Requirements:
(1) Repeat the passage of the AMETEK financial statement notes that starts at "In May 2014, the" and ends at "Accounting Standards Codification.".
(2) Go on with the AMETEK financial statement notes from the point where they stop.

See accompanying notes.

 

5


AMETEK, Inc.

Notes to Consolidated Financial Statements

March 31, 2017

(Unaudited)

 

1. Basis of Presentation

The accompanying consolidated financial statements are unaudited. AMETEK, Inc. (the “Company”) believes that all adjustments (which primarily consist of normal recurring accruals) necessary for a fair presentation of the consolidated financial position of the Company at March 31, 2017, and the consolidated results of its operations and its cash flows for the three months ended March 31, 2017 and 2016 have been included. Quarterly results of operations are not necessarily indicative of results for the full year. The accompanying consolidated financial statements should be read in conjunction with the consolidated financial statements and related notes presented in the Company’s Annual Report on Form 10-K for the year ended December 31, 2016 as filed with the Securities and Exchange Commission.

 

2. Recent Accounting Pronouncements

In May 2014, the Financial Accounting Standards Board (“FASB”) issued Accounting Standards Update (“ASU”) No. 2014-09, Revenue from Contracts with Customers (“ASU 2014-09”) and modified the standard thereafter. The objective of ASU 2014-09 is to establish a single comprehensive model for entities to use in accounting for revenue arising from contracts with customers and will supersede most of the existing revenue recognition guidance. The core principle of ASU 2014-09 is that an entity recognizes revenue at the transfer of promised goods or services to customers in an amount that reflects the consideration to which the entity expects to be entitled in exchange for those goods or services. ASU 2014-09 applies to all contracts with customers except those that are within the scope of other topics in the FASB Accounting Standards Codification.

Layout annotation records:
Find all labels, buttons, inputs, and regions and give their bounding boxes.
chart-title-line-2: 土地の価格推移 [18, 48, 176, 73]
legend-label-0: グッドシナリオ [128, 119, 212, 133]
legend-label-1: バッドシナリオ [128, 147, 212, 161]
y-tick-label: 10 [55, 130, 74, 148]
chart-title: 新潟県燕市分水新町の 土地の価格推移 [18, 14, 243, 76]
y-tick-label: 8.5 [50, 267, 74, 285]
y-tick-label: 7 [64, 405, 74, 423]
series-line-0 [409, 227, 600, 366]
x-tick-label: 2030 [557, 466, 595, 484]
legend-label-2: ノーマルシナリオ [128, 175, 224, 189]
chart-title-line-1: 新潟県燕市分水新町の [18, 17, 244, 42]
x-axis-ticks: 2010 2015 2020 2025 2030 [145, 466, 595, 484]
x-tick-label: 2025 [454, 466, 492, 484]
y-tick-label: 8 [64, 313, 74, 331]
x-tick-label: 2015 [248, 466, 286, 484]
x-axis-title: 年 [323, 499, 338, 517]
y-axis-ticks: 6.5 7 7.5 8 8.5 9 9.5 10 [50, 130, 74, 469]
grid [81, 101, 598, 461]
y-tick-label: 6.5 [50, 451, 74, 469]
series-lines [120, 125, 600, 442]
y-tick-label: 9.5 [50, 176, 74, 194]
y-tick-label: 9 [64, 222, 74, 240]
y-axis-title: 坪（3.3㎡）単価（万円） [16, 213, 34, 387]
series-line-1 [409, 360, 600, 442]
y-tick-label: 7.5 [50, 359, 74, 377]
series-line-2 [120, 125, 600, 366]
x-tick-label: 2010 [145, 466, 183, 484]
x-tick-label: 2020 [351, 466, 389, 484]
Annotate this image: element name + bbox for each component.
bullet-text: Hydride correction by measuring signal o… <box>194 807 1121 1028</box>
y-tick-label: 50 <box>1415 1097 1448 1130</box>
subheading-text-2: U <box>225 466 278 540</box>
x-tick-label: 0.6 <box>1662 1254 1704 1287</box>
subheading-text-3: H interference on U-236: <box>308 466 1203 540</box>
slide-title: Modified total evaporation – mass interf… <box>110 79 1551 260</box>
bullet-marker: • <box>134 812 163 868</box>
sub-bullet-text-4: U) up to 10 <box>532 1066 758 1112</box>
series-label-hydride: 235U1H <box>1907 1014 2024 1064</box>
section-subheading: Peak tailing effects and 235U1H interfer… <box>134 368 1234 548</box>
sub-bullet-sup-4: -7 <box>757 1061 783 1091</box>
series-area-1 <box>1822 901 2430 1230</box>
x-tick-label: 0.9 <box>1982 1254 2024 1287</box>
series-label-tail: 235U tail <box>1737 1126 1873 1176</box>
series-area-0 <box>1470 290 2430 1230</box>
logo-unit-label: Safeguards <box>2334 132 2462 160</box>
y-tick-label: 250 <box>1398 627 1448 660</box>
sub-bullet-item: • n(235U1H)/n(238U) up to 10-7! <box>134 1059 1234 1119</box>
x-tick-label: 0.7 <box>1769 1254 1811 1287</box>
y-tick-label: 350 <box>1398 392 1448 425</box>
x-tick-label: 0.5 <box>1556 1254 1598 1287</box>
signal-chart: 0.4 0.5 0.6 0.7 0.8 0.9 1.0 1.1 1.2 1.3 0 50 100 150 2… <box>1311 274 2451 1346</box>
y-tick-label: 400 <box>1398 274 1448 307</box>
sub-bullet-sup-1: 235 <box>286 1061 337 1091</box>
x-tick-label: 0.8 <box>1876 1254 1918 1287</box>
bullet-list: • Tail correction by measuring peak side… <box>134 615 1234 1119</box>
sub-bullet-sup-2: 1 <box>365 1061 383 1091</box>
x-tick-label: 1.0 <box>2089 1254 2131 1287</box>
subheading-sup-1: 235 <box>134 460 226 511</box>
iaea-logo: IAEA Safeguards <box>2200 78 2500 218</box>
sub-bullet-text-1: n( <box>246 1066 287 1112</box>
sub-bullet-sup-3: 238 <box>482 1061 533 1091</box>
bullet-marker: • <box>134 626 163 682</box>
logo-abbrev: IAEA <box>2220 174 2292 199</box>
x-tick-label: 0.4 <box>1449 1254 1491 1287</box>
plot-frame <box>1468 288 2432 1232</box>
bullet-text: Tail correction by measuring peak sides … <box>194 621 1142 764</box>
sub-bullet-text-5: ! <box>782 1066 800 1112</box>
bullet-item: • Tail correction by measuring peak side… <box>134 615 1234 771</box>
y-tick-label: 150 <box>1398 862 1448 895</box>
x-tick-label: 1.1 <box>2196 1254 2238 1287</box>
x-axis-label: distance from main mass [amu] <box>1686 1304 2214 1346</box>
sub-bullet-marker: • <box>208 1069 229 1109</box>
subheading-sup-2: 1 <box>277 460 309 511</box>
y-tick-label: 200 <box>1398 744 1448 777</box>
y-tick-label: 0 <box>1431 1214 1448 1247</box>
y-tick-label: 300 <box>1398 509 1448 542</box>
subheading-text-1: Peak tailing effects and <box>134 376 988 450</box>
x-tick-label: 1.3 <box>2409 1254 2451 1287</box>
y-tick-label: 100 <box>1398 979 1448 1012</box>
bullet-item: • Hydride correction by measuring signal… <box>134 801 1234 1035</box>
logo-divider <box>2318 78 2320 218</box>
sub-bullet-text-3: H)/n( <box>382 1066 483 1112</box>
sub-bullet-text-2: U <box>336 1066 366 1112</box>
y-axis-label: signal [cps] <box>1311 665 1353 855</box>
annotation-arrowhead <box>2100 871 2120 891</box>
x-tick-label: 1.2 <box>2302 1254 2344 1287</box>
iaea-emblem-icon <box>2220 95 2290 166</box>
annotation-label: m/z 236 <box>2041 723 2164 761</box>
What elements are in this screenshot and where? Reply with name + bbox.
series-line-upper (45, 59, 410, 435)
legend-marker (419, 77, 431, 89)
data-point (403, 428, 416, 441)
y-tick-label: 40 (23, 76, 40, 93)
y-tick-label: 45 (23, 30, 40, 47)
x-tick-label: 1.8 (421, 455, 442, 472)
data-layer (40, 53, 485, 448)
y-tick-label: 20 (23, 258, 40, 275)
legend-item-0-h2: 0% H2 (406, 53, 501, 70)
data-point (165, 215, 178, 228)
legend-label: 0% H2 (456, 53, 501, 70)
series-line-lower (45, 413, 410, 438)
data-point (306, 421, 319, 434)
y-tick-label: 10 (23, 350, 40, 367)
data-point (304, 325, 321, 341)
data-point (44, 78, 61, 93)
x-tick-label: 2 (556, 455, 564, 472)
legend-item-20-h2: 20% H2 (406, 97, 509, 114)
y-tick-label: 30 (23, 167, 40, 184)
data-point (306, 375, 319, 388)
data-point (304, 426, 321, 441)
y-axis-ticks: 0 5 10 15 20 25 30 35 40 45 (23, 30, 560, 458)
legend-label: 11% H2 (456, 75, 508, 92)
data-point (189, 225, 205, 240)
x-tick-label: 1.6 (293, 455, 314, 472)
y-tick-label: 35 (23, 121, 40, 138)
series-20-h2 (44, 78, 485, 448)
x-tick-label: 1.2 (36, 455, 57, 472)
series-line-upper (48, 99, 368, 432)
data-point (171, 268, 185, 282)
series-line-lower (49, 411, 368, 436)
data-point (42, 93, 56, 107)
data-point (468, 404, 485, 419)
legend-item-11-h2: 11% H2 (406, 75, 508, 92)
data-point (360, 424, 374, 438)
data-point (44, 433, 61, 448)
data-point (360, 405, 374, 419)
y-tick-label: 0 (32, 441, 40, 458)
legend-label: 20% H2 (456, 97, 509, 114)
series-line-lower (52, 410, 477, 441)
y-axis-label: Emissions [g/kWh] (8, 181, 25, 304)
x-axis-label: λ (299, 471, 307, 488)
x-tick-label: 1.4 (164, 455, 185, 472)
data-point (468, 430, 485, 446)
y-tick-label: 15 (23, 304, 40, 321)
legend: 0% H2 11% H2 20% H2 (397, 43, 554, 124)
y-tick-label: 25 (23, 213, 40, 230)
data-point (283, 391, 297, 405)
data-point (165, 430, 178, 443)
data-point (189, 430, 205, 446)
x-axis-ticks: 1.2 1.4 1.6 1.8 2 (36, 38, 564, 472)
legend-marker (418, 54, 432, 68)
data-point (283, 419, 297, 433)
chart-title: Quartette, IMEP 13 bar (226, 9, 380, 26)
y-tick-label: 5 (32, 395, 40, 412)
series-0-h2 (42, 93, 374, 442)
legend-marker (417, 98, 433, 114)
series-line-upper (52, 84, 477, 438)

Task results:
(1)
In May 2014, the Financial Accounting Standards Board (“FASB”) issued Accounting Standards Update (“ASU”) No. 2014-09, Revenue from Contracts with Customers (“ASU 2014-09”) and modified the standard thereafter. The objective of ASU 2014-09 is to establish a single comprehensive model for entities to use in accounting for revenue arising from contracts with customers and will supersede most of the existing revenue recognition guidance. The core principle of ASU 2014-09 is that an entity recognizes revenue at the transfer of promised goods or services to customers in an amount that reflects the consideration to which the entity expects to be entitled in exchange for those goods or services. ASU 2014-09 applies to all contracts with customers except those that are within the scope of other topics in the FASB Accounting Standards Codification.

(2)
ASU 2014-09 is effective for interim and annual reporting periods beginning after December 15, 2017 and may be early adopted for interim and annual reporting periods beginning after December 15, 2016. The Company will adopt ASU 2014-09 as of January 1, 2018. The guidance permits adoption by retrospectively applying the guidance to each prior reporting period presented (full retrospective method) or prospectively applying the guidance and providing additional disclosures comparing results to previous guidance, with the cumulative effect of initially applying the guidance recognized in beginning retained earnings at the date of initial application (modified retrospective method). The Company expects to determine its method of adoption by the end of the second quarter of 2017.

The Company is currently evaluating the impact of the potential changes identified by its initial assessment work. The standard is expected to impact the Company’s revenue recognition processes, primarily in the areas of the allocation of contract revenues (such as installations, training and warranty services) and the timing of when certain revenues should be recognized (“over-time” or at a “point-in-time”). The Company is continuing to determine the impact ASU 2014-09 may have on its consolidated results of operations, financial position, cash flows and financial statement disclosures.

In July 2015, the FASB issued ASU No. 2015-11, Simplifying the Measurement of Inventory (“ASU 2015-11”), which applies to inventory that is measured using first-in, first-out (“FIFO”) or average cost. As prescribed in this update, an entity should measure inventory that is within scope at the lower of cost and net realizable value, which is the estimated selling prices in the ordinary course of business, less reasonably predictable costs of completion, disposal and transportation. Subsequent measurement is unchanged for inventory that is measured using last-in, first-out (“LIFO”). The Company prospectively adopted ASU 2015-11 effective January 1, 2017 and the adoption did not have a significant impact on the Company’s consolidated results of operations, financial position or cash flows.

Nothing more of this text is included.